# Job
Work out how many lines in the listing below include the word "GRAND"; answer with the number alone.

# Listed records
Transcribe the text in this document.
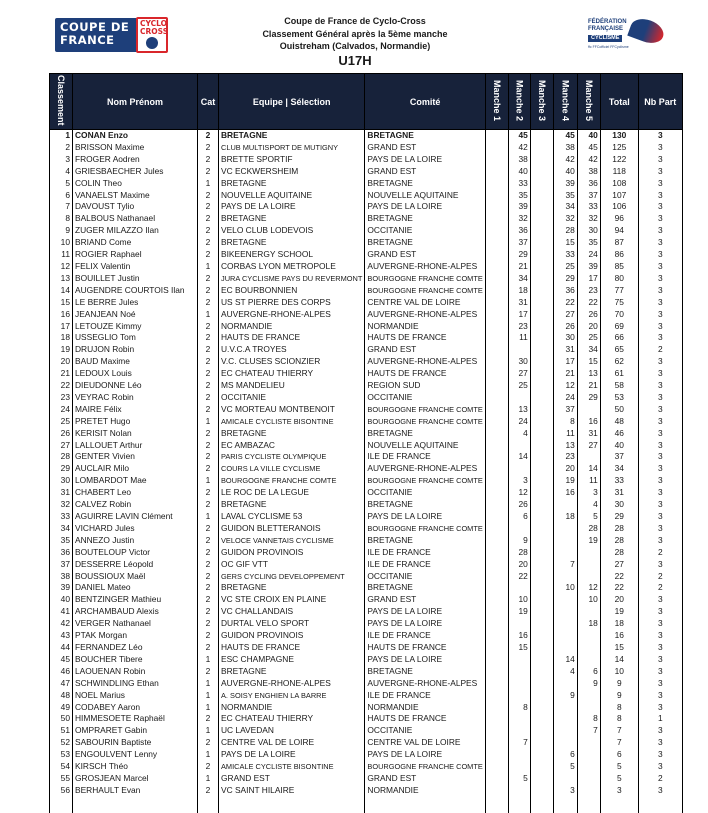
COUPE DE
FRANCE
CYCLO
CROSS
Coupe de France de Cyclo-Cross
Classement Général après la 5ème manche
Ouistreham (Calvados, Normandie)
U17H
FÉDÉRATION
FRANÇAISE
CYCLISME
ffc FFCofficiel FFCyclisme
Classement	Nom Prénom	Cat	Equipe | Sélection	Comité	Manche 1	Manche 2	Manche 3	Manche 4	Manche 5	Total	Nb Part
1	CONAN Enzo	2	BRETAGNE	BRETAGNE		45		45	40	130	3
2	BRISSON Maxime	2	CLUB MULTISPORT DE MUTIGNY	GRAND EST		42		38	45	125	3
3	FROGER Aodren	2	BRETTE SPORTIF	PAYS DE LA LOIRE		38		42	42	122	3
4	GRIESBAECHER Jules	2	VC ECKWERSHEIM	GRAND EST		40		40	38	118	3
5	COLIN Theo	1	BRETAGNE	BRETAGNE		33		39	36	108	3
6	VANAELST Maxime	2	NOUVELLE AQUITAINE	NOUVELLE AQUITAINE		35		35	37	107	3
7	DAVOUST Tylio	2	PAYS DE LA LOIRE	PAYS DE LA LOIRE		39		34	33	106	3
8	BALBOUS Nathanael	2	BRETAGNE	BRETAGNE		32		32	32	96	3
9	ZUGER MILAZZO Ilan	2	VELO CLUB LODEVOIS	OCCITANIE		36		28	30	94	3
10	BRIAND Come	2	BRETAGNE	BRETAGNE		37		15	35	87	3
11	ROGIER Raphael	2	BIKEENERGY SCHOOL	GRAND EST		29		33	24	86	3
12	FELIX Valentin	1	CORBAS LYON METROPOLE	AUVERGNE-RHONE-ALPES		21		25	39	85	3
13	BOUILLET Justin	2	JURA CYCLISME PAYS DU REVERMONT	BOURGOGNE FRANCHE COMTE		34		29	17	80	3
14	AUGENDRE COURTOIS Ilan	2	EC BOURBONNIEN	BOURGOGNE FRANCHE COMTE		18		36	23	77	3
15	LE BERRE Jules	2	US ST PIERRE DES CORPS	CENTRE VAL DE LOIRE		31		22	22	75	3
16	JEANJEAN Noé	1	AUVERGNE-RHONE-ALPES	AUVERGNE-RHONE-ALPES		17		27	26	70	3
17	LETOUZE Kimmy	2	NORMANDIE	NORMANDIE		23		26	20	69	3
18	USSEGLIO Tom	2	HAUTS DE FRANCE	HAUTS DE FRANCE		11		30	25	66	3
19	DRUJON Robin	2	U.V.C.A TROYES	GRAND EST				31	34	65	2
20	BAUD Maxime	2	V.C. CLUSES SCIONZIER	AUVERGNE-RHONE-ALPES		30		17	15	62	3
21	LEDOUX Louis	2	EC CHATEAU THIERRY	HAUTS DE FRANCE		27		21	13	61	3
22	DIEUDONNE Léo	2	MS MANDELIEU	REGION SUD		25		12	21	58	3
23	VEYRAC Robin	2	OCCITANIE	OCCITANIE				24	29	53	3
24	MAIRE Félix	2	VC MORTEAU MONTBENOIT	BOURGOGNE FRANCHE COMTE		13		37		50	3
25	PRETET Hugo	1	AMICALE CYCLISTE BISONTINE	BOURGOGNE FRANCHE COMTE		24		8	16	48	3
26	KERISIT Nolan	2	BRETAGNE	BRETAGNE		4		11	31	46	3
27	LALLOUET Arthur	2	EC AMBAZAC	NOUVELLE AQUITAINE				13	27	40	3
28	GENTER Vivien	2	PARIS CYCLISTE OLYMPIQUE	ILE DE FRANCE		14		23		37	3
29	AUCLAIR Milo	2	COURS LA VILLE CYCLISME	AUVERGNE-RHONE-ALPES				20	14	34	3
30	LOMBARDOT Mae	1	BOURGOGNE FRANCHE COMTE	BOURGOGNE FRANCHE COMTE		3		19	11	33	3
31	CHABERT Leo	2	LE ROC DE LA LEGUE	OCCITANIE		12		16	3	31	3
32	CALVEZ Robin	2	BRETAGNE	BRETAGNE		26			4	30	3
33	AGUIRRE LAVIN Clément	1	LAVAL CYCLISME 53	PAYS DE LA LOIRE		6		18	5	29	3
34	VICHARD Jules	2	GUIDON BLETTERANOIS	BOURGOGNE FRANCHE COMTE					28	28	3
35	ANNEZO Justin	2	VELOCE VANNETAIS CYCLISME	BRETAGNE		9			19	28	3
36	BOUTELOUP Victor	2	GUIDON PROVINOIS	ILE DE FRANCE		28				28	2
37	DESSERRE Léopold	2	OC GIF VTT	ILE DE FRANCE		20		7		27	3
38	BOUSSIOUX Maël	2	GERS CYCLING DEVELOPPEMENT	OCCITANIE		22				22	2
39	DANIEL Mateo	2	BRETAGNE	BRETAGNE				10	12	22	2
40	BENTZINGER Mathieu	2	VC STE CROIX EN PLAINE	GRAND EST		10			10	20	3
41	ARCHAMBAUD Alexis	2	VC CHALLANDAIS	PAYS DE LA LOIRE		19				19	3
42	VERGER Nathanael	2	DURTAL VELO SPORT	PAYS DE LA LOIRE					18	18	3
43	PTAK Morgan	2	GUIDON PROVINOIS	ILE DE FRANCE		16				16	3
44	FERNANDEZ Léo	2	HAUTS DE FRANCE	HAUTS DE FRANCE		15				15	3
45	BOUCHER Tibere	1	ESC CHAMPAGNE	PAYS DE LA LOIRE				14		14	3
46	LAOUENAN Robin	2	BRETAGNE	BRETAGNE				4	6	10	3
47	SCHWINDLING Ethan	1	AUVERGNE-RHONE-ALPES	AUVERGNE-RHONE-ALPES					9	9	3
48	NOEL Marius	1	A. SOISY ENGHIEN LA BARRE	ILE DE FRANCE				9		9	3
49	CODABEY Aaron	1	NORMANDIE	NORMANDIE		8				8	3
50	HIMMESOETE Raphaël	2	EC CHATEAU THIERRY	HAUTS DE FRANCE					8	8	1
51	OMPRARET Gabin	1	UC LAVEDAN	OCCITANIE					7	7	3
52	SABOURIN Baptiste	2	CENTRE VAL DE LOIRE	CENTRE VAL DE LOIRE		7				7	3
53	ENGOULVENT Lenny	1	PAYS DE LA LOIRE	PAYS DE LA LOIRE				6		6	3
54	KIRSCH Théo	2	AMICALE CYCLISTE BISONTINE	BOURGOGNE FRANCHE COMTE				5		5	3
55	GROSJEAN Marcel	1	GRAND EST	GRAND EST		5				5	2
56	BERHAULT Evan	2	VC SAINT HILAIRE	NORMANDIE				3		3	3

# Finished exercise
6